#### Goal
Each record needs to be echoed exactly; can you do that?

#### Given records
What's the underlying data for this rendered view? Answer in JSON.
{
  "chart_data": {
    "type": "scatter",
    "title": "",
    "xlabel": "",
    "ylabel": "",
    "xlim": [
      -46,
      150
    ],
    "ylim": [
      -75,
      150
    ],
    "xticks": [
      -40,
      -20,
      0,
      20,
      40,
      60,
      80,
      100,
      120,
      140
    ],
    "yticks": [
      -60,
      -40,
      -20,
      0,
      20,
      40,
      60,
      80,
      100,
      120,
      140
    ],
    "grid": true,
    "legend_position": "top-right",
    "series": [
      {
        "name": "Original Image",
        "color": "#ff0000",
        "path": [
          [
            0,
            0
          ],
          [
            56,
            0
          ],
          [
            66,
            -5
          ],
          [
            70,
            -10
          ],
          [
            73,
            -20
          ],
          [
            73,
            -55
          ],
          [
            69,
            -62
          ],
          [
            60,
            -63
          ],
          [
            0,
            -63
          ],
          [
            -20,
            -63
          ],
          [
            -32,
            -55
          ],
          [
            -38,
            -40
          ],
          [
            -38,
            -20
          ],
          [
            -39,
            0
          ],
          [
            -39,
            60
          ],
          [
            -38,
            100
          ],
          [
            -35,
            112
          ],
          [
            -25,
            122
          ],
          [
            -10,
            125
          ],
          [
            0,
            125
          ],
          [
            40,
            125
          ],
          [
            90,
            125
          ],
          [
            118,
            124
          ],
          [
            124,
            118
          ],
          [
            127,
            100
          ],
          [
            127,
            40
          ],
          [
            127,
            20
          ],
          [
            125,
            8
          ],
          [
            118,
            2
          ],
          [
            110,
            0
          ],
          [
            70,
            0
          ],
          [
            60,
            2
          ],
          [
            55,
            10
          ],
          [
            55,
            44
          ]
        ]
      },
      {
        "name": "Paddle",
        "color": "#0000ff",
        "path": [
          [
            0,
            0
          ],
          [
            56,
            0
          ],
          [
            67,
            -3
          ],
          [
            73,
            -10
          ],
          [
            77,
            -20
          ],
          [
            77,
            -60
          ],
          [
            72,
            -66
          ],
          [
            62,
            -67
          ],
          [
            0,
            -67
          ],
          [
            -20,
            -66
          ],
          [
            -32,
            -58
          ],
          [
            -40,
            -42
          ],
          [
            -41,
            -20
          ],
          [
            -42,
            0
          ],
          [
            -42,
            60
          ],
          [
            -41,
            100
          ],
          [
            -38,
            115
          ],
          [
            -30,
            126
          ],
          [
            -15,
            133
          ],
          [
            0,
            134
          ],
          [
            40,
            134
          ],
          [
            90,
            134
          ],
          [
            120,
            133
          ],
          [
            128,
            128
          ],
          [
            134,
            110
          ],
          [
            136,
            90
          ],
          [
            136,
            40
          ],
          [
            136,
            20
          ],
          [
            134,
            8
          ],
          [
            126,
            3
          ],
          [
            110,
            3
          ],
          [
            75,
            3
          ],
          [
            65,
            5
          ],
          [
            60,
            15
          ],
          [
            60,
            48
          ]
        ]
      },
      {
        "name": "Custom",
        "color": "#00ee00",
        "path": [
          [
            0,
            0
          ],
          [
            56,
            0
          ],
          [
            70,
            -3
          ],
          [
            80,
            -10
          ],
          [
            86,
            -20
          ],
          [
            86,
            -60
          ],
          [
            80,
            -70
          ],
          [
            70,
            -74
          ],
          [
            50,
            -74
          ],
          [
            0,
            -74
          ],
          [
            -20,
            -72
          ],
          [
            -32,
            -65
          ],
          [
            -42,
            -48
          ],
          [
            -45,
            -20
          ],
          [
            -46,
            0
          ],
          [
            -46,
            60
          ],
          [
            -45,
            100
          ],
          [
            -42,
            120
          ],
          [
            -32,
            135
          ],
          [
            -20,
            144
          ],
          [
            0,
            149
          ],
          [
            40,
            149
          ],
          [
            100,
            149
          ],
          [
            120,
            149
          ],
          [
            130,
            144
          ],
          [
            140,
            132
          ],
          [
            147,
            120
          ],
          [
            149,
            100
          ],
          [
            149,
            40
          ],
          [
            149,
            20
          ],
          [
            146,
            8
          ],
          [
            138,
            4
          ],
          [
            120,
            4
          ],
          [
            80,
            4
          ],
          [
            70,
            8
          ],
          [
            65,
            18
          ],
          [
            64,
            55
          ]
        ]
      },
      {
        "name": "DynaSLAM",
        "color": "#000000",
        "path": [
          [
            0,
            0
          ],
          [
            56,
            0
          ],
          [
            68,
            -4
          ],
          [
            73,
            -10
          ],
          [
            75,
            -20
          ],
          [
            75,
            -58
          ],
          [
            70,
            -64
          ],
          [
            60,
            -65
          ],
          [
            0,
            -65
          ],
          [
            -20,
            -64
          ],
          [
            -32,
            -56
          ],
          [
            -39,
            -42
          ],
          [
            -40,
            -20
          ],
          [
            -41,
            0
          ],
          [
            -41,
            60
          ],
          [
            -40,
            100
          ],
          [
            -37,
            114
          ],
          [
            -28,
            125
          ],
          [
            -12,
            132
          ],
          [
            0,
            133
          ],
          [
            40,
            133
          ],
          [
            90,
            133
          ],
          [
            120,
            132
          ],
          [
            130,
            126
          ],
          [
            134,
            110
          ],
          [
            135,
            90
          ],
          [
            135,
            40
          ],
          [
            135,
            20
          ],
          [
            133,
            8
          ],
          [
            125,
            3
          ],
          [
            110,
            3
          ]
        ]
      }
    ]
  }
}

#### Final result
What's the underlying data for this rendered view? Answer in JSON.
{
  "chart_data": {
    "type": "scatter",
    "title": "",
    "xlabel": "",
    "ylabel": "",
    "xlim": [
      -46,
      150
    ],
    "ylim": [
      -75,
      150
    ],
    "xticks": [
      -40,
      -20,
      0,
      20,
      40,
      60,
      80,
      100,
      120,
      140
    ],
    "yticks": [
      -60,
      -40,
      -20,
      0,
      20,
      40,
      60,
      80,
      100,
      120,
      140
    ],
    "grid": true,
    "legend_position": "top-right",
    "series": [
      {
        "name": "Original Image",
        "color": "#ff0000",
        "path": [
          [
            0,
            0
          ],
          [
            56,
            0
          ],
          [
            66,
            -5
          ],
          [
            70,
            -10
          ],
          [
            73,
            -20
          ],
          [
            73,
            -55
          ],
          [
            69,
            -62
          ],
          [
            60,
            -63
          ],
          [
            0,
            -63
          ],
          [
            -20,
            -63
          ],
          [
            -32,
            -55
          ],
          [
            -38,
            -40
          ],
          [
            -38,
            -20
          ],
          [
            -39,
            0
          ],
          [
            -39,
            60
          ],
          [
            -38,
            100
          ],
          [
            -35,
            112
          ],
          [
            -25,
            122
          ],
          [
            -10,
            125
          ],
          [
            0,
            125
          ],
          [
            40,
            125
          ],
          [
            90,
            125
          ],
          [
            118,
            124
          ],
          [
            124,
            118
          ],
          [
            127,
            100
          ],
          [
            127,
            40
          ],
          [
            127,
            20
          ],
          [
            125,
            8
          ],
          [
            118,
            2
          ],
          [
            110,
            0
          ],
          [
            70,
            0
          ],
          [
            60,
            2
          ],
          [
            55,
            10
          ],
          [
            55,
            44
          ]
        ]
      },
      {
        "name": "Paddle",
        "color": "#0000ff",
        "path": [
          [
            0,
            0
          ],
          [
            56,
            0
          ],
          [
            67,
            -3
          ],
          [
            73,
            -10
          ],
          [
            77,
            -20
          ],
          [
            77,
            -60
          ],
          [
            72,
            -66
          ],
          [
            62,
            -67
          ],
          [
            0,
            -67
          ],
          [
            -20,
            -66
          ],
          [
            -32,
            -58
          ],
          [
            -40,
            -42
          ],
          [
            -41,
            -20
          ],
          [
            -42,
            0
          ],
          [
            -42,
            60
          ],
          [
            -41,
            100
          ],
          [
            -38,
            115
          ],
          [
            -30,
            126
          ],
          [
            -15,
            133
          ],
          [
            0,
            134
          ],
          [
            40,
            134
          ],
          [
            90,
            134
          ],
          [
            120,
            133
          ],
          [
            128,
            128
          ],
          [
            134,
            110
          ],
          [
            136,
            90
          ],
          [
            136,
            40
          ],
          [
            136,
            20
          ],
          [
            134,
            8
          ],
          [
            126,
            3
          ],
          [
            110,
            3
          ],
          [
            75,
            3
          ],
          [
            65,
            5
          ],
          [
            60,
            15
          ],
          [
            60,
            48
          ]
        ]
      },
      {
        "name": "Custom",
        "color": "#00ee00",
        "path": [
          [
            0,
            0
          ],
          [
            56,
            0
          ],
          [
            70,
            -3
          ],
          [
            80,
            -10
          ],
          [
            86,
            -20
          ],
          [
            86,
            -60
          ],
          [
            80,
            -70
          ],
          [
            70,
            -74
          ],
          [
            50,
            -74
          ],
          [
            0,
            -74
          ],
          [
            -20,
            -72
          ],
          [
            -32,
            -65
          ],
          [
            -42,
            -48
          ],
          [
            -45,
            -20
          ],
          [
            -46,
            0
          ],
          [
            -46,
            60
          ],
          [
            -45,
            100
          ],
          [
            -42,
            120
          ],
          [
            -32,
            135
          ],
          [
            -20,
            144
          ],
          [
            0,
            149
          ],
          [
            40,
            149
          ],
          [
            100,
            149
          ],
          [
            120,
            149
          ],
          [
            130,
            144
          ],
          [
            140,
            132
          ],
          [
            147,
            120
          ],
          [
            149,
            100
          ],
          [
            149,
            40
          ],
          [
            149,
            20
          ],
          [
            146,
            8
          ],
          [
            138,
            4
          ],
          [
            120,
            4
          ],
          [
            80,
            4
          ],
          [
            70,
            8
          ],
          [
            65,
            18
          ],
          [
            64,
            55
          ]
        ]
      },
      {
        "name": "DynaSLAM",
        "color": "#000000",
        "path": [
          [
            0,
            0
          ],
          [
            56,
            0
          ],
          [
            68,
            -4
          ],
          [
            73,
            -10
          ],
          [
            75,
            -20
          ],
          [
            75,
            -58
          ],
          [
            70,
            -64
          ],
          [
            60,
            -65
          ],
          [
            0,
            -65
          ],
          [
            -20,
            -64
          ],
          [
            -32,
            -56
          ],
          [
            -39,
            -42
          ],
          [
            -40,
            -20
          ],
          [
            -41,
            0
          ],
          [
            -41,
            60
          ],
          [
            -40,
            100
          ],
          [
            -37,
            114
          ],
          [
            -28,
            125
          ],
          [
            -12,
            132
          ],
          [
            0,
            133
          ],
          [
            40,
            133
          ],
          [
            90,
            133
          ],
          [
            120,
            132
          ],
          [
            130,
            126
          ],
          [
            134,
            110
          ],
          [
            135,
            90
          ],
          [
            135,
            40
          ],
          [
            135,
            20
          ],
          [
            133,
            8
          ],
          [
            125,
            3
          ],
          [
            110,
            3
          ]
        ]
      }
    ]
  }
}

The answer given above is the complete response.